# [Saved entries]
-- START --

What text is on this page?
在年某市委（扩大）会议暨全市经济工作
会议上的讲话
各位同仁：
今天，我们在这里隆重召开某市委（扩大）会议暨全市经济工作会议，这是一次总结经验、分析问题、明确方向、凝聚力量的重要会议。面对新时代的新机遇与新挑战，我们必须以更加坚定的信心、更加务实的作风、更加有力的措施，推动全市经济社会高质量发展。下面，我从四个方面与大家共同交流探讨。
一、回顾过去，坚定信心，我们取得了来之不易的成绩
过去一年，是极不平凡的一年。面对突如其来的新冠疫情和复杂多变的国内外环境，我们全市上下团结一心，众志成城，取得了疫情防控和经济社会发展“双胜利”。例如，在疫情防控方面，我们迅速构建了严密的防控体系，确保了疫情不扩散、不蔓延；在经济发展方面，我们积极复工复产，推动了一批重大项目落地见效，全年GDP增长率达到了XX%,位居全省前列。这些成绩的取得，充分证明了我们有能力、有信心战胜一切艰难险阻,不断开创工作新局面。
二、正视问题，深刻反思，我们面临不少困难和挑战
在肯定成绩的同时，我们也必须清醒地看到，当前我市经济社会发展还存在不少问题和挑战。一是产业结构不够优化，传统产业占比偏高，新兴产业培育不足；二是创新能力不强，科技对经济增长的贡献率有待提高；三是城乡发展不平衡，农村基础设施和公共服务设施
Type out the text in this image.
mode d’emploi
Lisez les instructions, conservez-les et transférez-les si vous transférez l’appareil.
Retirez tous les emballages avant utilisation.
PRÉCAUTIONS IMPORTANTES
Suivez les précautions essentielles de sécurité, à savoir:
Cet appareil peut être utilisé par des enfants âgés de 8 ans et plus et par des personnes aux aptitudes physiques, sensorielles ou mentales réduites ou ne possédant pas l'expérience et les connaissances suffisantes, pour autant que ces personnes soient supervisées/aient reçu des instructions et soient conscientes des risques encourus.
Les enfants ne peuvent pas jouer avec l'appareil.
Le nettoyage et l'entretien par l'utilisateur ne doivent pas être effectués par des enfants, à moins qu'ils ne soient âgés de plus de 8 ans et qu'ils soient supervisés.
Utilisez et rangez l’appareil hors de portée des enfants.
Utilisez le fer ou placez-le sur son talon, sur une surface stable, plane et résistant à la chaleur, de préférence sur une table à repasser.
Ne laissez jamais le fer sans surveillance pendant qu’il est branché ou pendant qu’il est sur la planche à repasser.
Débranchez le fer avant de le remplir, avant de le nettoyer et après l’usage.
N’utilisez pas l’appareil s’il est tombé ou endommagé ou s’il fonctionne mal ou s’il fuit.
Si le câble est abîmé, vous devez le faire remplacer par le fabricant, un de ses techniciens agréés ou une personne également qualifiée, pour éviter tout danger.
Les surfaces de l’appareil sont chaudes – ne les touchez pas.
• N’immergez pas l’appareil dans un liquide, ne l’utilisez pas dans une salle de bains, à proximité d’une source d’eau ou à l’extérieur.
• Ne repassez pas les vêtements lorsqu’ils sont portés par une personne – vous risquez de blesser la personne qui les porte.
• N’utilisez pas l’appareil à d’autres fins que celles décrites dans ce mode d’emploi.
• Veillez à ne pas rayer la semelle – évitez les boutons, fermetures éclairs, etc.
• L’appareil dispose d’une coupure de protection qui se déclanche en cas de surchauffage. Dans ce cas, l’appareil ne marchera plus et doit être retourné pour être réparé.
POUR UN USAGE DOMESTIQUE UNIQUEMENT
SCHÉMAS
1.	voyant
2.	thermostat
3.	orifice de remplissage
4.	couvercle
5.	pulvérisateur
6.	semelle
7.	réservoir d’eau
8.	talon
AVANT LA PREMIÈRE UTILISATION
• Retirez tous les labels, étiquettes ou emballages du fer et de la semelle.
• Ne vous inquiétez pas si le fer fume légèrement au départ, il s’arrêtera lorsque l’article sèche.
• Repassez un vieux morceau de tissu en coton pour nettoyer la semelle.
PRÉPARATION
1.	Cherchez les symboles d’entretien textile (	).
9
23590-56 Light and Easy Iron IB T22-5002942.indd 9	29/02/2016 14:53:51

-- END --
-- START --

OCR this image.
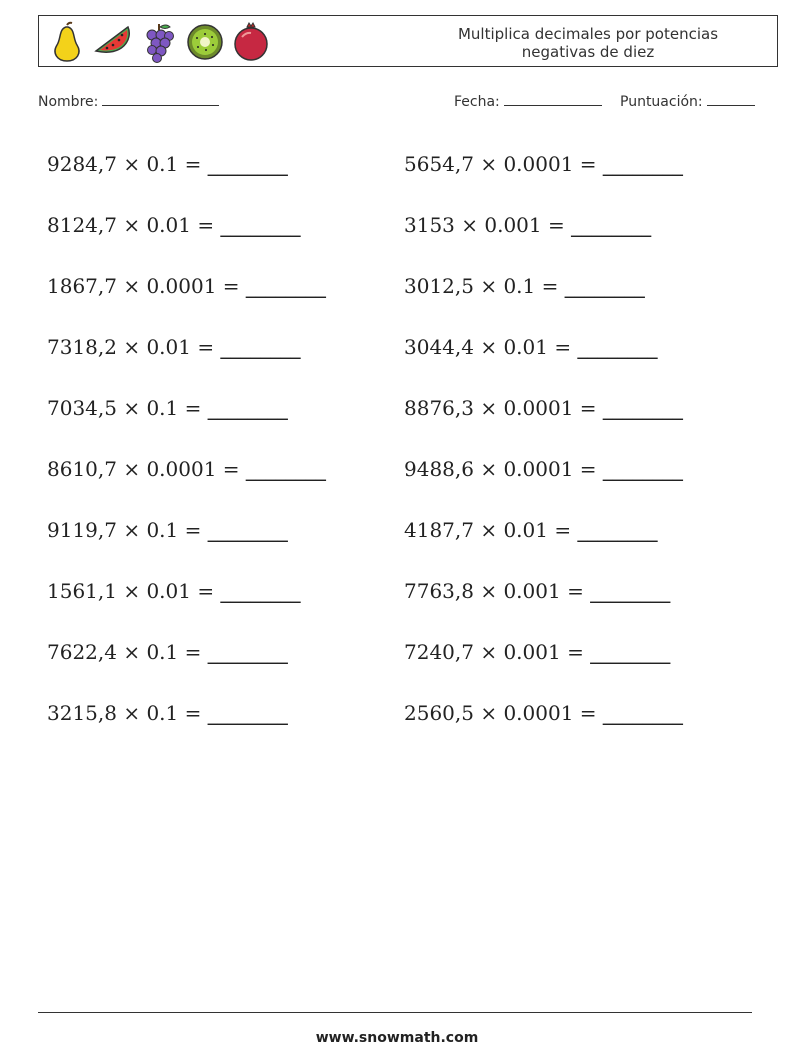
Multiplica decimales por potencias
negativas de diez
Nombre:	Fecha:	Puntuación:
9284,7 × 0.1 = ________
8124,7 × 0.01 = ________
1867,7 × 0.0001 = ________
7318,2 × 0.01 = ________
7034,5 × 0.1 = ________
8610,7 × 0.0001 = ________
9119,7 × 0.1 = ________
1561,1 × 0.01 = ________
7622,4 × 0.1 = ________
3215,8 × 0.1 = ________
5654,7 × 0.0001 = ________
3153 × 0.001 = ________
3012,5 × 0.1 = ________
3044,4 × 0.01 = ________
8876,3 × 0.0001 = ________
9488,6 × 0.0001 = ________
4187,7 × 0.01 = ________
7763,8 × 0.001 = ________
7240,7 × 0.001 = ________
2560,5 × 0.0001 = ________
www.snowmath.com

-- END --

Scan the listing above for the word "semelle" and copy every line that holds it.

• Veillez à ne pas rayer la semelle – évitez les boutons, fermetures éclairs, etc.
6.	semelle
• Retirez tous les labels, étiquettes ou emballages du fer et de la semelle.
• Repassez un vieux morceau de tissu en coton pour nettoyer la semelle.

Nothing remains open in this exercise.